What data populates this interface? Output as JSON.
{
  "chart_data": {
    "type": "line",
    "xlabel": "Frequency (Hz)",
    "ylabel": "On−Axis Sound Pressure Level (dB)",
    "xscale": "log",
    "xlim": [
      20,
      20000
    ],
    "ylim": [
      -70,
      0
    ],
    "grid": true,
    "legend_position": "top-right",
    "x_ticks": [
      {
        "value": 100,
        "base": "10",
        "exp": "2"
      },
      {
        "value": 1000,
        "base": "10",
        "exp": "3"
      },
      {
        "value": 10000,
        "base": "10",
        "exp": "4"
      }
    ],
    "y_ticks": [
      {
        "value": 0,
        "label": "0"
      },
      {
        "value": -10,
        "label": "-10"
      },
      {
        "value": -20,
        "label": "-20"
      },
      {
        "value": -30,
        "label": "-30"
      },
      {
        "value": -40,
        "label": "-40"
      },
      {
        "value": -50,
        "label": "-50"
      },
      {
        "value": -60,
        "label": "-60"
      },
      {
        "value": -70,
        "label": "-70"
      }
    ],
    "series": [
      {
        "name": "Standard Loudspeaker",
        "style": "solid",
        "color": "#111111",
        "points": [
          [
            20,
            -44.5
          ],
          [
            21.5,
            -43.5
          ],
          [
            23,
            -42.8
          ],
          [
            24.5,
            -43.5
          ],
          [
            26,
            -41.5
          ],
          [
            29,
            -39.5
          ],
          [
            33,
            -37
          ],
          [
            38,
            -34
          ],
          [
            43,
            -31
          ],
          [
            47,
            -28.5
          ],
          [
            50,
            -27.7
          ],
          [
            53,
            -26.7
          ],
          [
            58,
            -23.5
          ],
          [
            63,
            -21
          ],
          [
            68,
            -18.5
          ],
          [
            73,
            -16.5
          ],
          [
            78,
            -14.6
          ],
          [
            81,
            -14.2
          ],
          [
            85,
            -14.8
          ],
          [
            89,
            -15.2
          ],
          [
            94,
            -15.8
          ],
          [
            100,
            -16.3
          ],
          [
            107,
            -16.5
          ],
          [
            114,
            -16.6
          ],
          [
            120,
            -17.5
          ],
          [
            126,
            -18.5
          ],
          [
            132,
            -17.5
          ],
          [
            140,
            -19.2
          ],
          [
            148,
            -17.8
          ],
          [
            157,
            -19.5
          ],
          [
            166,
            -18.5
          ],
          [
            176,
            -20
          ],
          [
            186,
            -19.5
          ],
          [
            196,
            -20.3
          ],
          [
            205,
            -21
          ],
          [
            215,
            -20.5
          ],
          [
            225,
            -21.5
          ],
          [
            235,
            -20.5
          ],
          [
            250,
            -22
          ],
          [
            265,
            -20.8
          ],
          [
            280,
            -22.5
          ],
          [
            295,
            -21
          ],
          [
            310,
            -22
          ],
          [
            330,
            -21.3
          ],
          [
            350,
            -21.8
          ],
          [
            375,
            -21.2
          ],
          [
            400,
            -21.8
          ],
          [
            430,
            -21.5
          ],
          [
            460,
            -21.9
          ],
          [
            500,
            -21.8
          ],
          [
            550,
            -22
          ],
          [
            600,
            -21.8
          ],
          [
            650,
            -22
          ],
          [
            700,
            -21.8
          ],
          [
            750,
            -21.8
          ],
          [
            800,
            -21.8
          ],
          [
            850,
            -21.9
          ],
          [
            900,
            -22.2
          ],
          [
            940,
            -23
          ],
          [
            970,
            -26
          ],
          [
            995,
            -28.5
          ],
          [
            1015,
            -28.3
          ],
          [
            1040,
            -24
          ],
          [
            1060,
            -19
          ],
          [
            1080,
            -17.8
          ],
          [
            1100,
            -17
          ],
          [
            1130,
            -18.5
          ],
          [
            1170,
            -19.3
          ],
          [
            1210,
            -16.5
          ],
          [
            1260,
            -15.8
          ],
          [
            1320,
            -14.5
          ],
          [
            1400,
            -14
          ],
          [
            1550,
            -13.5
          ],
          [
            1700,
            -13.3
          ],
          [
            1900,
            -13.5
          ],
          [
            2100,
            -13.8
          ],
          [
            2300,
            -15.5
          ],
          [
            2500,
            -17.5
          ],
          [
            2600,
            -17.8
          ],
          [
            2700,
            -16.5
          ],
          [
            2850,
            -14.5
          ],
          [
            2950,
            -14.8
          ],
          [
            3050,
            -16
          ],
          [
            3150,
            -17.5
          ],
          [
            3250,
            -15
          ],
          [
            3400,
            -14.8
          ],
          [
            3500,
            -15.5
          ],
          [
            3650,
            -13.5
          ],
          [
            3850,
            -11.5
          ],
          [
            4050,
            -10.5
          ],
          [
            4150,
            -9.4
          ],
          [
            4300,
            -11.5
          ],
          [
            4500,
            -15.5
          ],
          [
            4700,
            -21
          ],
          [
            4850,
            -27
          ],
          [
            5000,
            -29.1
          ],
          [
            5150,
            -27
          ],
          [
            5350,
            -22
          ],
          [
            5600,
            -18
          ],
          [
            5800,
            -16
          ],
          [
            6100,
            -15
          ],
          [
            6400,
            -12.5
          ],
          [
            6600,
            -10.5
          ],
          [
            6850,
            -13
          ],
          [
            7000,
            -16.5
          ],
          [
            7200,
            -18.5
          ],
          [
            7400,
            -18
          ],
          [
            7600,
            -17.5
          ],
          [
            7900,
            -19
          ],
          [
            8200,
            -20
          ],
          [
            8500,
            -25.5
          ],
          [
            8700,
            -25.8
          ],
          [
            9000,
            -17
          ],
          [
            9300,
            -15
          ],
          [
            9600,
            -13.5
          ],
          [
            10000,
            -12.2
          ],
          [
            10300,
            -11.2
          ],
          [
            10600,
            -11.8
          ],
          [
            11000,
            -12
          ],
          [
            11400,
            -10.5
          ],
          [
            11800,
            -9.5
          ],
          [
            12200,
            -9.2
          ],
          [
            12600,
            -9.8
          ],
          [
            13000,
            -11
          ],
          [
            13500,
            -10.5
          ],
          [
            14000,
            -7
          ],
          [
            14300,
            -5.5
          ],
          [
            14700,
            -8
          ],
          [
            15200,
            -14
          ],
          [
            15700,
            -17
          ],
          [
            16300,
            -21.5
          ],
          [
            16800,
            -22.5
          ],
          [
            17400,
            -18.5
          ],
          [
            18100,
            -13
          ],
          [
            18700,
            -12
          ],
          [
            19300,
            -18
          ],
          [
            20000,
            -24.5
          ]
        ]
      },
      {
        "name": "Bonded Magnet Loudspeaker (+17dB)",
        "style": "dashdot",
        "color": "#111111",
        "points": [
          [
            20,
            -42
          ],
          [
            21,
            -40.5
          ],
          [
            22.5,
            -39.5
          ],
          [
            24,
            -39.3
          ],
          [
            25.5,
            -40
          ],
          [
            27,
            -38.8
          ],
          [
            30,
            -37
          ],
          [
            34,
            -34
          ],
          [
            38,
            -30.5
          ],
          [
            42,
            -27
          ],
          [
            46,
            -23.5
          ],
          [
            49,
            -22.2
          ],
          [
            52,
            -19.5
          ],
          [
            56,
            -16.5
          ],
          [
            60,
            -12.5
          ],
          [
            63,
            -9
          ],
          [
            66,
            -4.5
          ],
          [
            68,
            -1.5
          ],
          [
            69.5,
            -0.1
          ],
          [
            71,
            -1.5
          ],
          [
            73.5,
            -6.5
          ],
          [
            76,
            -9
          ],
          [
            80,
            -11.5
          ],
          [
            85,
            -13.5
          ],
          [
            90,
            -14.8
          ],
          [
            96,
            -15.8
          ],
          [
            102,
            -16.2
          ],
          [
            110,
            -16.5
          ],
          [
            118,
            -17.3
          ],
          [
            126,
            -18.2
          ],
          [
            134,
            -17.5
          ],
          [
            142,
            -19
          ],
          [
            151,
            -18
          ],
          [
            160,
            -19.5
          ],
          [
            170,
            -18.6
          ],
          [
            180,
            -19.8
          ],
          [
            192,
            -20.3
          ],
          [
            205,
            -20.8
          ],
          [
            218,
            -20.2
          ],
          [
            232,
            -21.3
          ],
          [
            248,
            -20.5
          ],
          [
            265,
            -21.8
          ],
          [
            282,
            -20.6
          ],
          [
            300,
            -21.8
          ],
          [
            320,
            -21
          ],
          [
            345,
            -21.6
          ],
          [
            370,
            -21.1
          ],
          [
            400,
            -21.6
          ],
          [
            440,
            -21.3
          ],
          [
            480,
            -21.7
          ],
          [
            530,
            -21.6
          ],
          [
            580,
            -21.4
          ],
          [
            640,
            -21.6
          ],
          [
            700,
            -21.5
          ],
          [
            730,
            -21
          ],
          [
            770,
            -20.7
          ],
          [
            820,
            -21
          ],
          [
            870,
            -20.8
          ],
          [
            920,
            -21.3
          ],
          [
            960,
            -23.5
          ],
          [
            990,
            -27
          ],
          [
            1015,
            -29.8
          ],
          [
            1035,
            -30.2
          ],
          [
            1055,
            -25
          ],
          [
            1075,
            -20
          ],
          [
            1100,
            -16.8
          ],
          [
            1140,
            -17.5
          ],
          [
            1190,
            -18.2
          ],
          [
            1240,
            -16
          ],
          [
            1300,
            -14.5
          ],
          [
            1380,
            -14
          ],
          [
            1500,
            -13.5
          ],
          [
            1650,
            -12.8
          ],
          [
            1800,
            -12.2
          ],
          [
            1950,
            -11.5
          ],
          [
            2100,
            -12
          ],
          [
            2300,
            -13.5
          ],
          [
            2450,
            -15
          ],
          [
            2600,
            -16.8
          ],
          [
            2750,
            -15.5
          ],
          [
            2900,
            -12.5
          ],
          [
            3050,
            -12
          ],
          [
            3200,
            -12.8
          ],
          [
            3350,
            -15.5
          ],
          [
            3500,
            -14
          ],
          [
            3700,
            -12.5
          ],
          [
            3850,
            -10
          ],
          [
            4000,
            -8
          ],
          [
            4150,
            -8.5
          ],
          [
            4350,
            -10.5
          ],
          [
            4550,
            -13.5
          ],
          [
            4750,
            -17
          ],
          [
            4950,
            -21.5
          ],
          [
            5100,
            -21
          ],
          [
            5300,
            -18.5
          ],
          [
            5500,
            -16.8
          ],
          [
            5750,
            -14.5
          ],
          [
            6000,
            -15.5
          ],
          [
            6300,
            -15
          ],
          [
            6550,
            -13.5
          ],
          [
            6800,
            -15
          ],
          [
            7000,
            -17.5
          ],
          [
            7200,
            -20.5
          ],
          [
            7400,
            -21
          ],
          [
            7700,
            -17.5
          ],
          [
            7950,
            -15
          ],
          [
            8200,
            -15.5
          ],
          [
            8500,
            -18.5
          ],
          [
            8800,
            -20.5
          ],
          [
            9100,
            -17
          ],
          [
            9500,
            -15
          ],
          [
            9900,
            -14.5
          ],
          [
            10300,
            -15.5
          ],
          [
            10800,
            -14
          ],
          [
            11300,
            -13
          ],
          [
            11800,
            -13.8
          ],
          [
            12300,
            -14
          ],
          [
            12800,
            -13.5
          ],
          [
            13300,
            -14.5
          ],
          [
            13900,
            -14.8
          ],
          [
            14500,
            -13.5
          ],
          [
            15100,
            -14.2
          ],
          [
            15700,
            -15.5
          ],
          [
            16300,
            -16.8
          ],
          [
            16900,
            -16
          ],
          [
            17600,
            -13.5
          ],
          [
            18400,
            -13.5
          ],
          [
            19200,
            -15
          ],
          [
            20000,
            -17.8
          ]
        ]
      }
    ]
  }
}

------

**Work to do**
Report only how many lines of the listing hold the word "Loudspeaker".

**The output**
2